- [Task]: Retype exactly the line holding "Read this page and output its text content." and each line that follows, down to the last one. Exclude pictures.

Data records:
****************

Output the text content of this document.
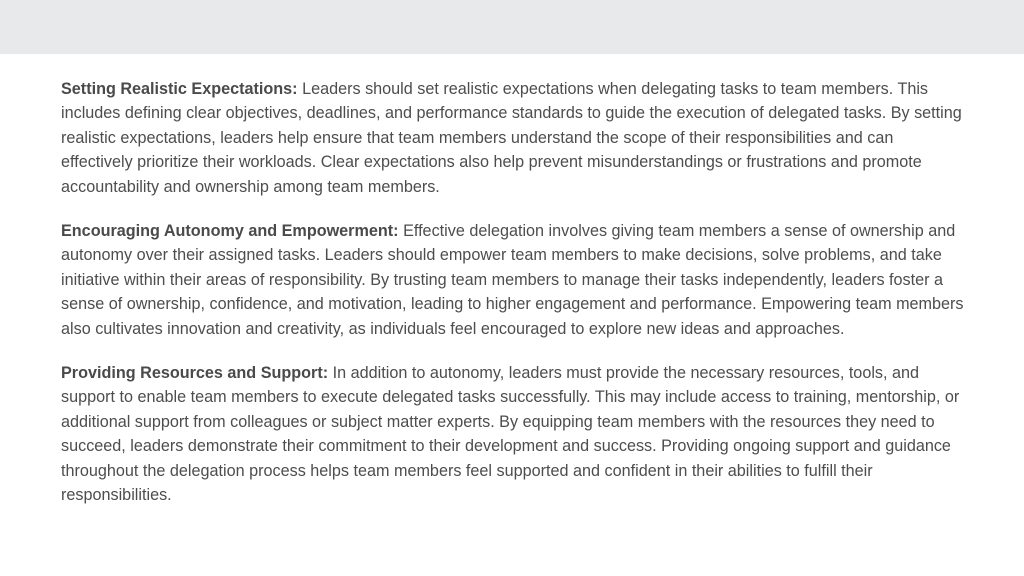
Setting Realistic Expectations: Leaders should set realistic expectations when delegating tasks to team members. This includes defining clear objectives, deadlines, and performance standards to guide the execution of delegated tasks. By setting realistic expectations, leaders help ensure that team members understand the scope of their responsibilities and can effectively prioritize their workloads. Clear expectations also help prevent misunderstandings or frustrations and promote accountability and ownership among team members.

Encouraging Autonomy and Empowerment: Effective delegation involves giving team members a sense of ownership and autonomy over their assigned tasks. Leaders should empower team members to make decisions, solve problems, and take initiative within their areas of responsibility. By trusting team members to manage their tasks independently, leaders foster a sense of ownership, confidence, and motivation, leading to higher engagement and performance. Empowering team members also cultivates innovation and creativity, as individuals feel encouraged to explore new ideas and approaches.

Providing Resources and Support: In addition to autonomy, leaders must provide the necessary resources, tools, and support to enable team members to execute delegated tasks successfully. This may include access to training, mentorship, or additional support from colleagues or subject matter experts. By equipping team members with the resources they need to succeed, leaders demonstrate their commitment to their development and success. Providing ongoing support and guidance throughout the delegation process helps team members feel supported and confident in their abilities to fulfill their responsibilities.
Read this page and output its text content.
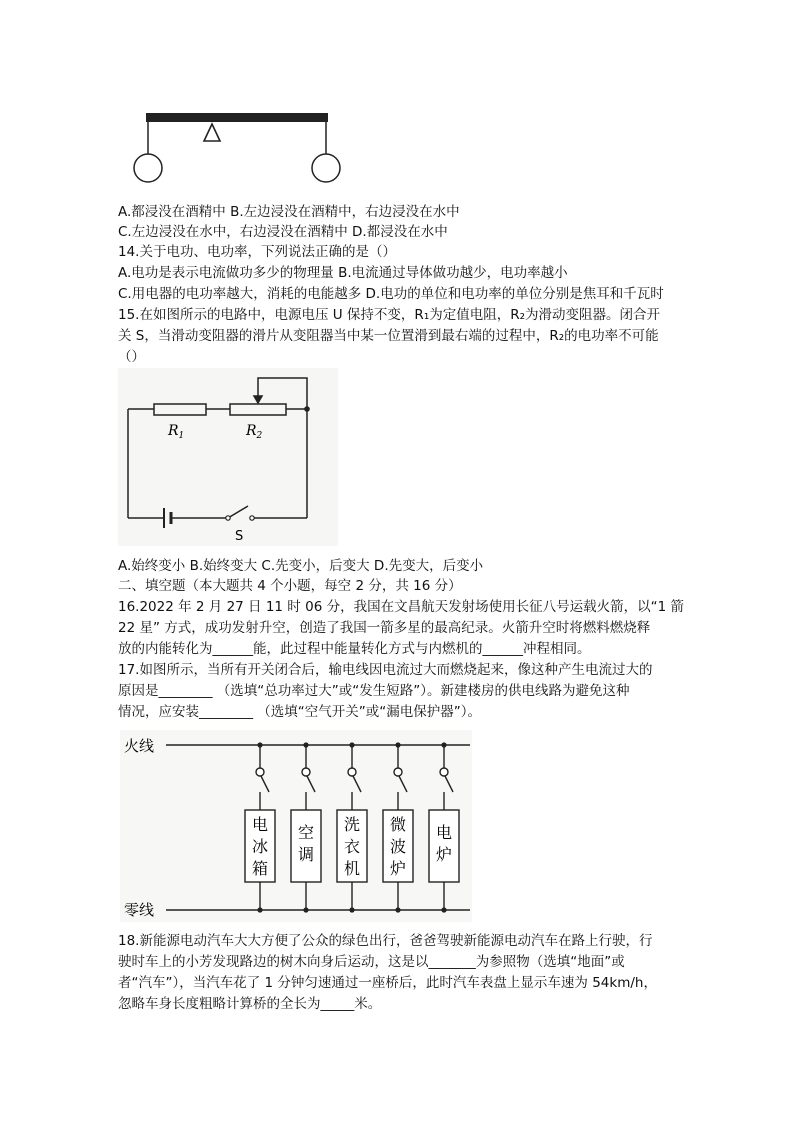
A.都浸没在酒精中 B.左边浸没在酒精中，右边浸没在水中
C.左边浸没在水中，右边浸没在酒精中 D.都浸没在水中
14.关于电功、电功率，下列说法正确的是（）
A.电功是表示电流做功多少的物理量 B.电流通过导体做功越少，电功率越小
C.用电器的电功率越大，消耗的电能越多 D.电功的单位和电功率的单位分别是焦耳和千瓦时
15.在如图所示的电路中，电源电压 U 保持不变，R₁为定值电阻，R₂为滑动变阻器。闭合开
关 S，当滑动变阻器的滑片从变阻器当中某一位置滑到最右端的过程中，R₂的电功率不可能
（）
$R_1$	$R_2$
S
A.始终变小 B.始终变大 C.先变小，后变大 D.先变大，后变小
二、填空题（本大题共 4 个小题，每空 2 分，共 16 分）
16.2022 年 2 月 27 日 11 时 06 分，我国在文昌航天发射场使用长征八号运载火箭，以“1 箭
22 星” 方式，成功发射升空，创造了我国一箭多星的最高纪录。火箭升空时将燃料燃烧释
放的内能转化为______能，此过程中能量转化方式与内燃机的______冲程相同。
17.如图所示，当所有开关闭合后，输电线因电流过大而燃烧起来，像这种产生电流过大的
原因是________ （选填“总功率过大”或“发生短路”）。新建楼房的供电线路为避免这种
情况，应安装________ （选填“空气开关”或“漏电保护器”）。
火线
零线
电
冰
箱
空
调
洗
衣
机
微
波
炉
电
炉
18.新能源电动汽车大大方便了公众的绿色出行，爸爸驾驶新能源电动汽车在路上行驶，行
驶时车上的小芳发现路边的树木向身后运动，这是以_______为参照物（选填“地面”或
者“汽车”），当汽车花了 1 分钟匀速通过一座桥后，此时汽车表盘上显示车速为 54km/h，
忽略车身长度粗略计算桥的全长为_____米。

****************

- [Answer]:
Read this page and output its text content.
A.都浸没在酒精中 B.左边浸没在酒精中，右边浸没在水中
C.左边浸没在水中，右边浸没在酒精中 D.都浸没在水中
14.关于电功、电功率，下列说法正确的是（）
A.电功是表示电流做功多少的物理量 B.电流通过导体做功越少，电功率越小
C.用电器的电功率越大，消耗的电能越多 D.电功的单位和电功率的单位分别是焦耳和千瓦时
15.在如图所示的电路中，电源电压 U 保持不变，R₁为定值电阻，R₂为滑动变阻器。闭合开
关 S，当滑动变阻器的滑片从变阻器当中某一位置滑到最右端的过程中，R₂的电功率不可能
（）
$R_1$	$R_2$
S
A.始终变小 B.始终变大 C.先变小，后变大 D.先变大，后变小
二、填空题（本大题共 4 个小题，每空 2 分，共 16 分）
16.2022 年 2 月 27 日 11 时 06 分，我国在文昌航天发射场使用长征八号运载火箭，以“1 箭
22 星” 方式，成功发射升空，创造了我国一箭多星的最高纪录。火箭升空时将燃料燃烧释
放的内能转化为______能，此过程中能量转化方式与内燃机的______冲程相同。
17.如图所示，当所有开关闭合后，输电线因电流过大而燃烧起来，像这种产生电流过大的
原因是________ （选填“总功率过大”或“发生短路”）。新建楼房的供电线路为避免这种
情况，应安装________ （选填“空气开关”或“漏电保护器”）。
火线
零线
电
冰
箱
空
调
洗
衣
机
微
波
炉
电
炉
18.新能源电动汽车大大方便了公众的绿色出行，爸爸驾驶新能源电动汽车在路上行驶，行
驶时车上的小芳发现路边的树木向身后运动，这是以_______为参照物（选填“地面”或
者“汽车”），当汽车花了 1 分钟匀速通过一座桥后，此时汽车表盘上显示车速为 54km/h，
忽略车身长度粗略计算桥的全长为_____米。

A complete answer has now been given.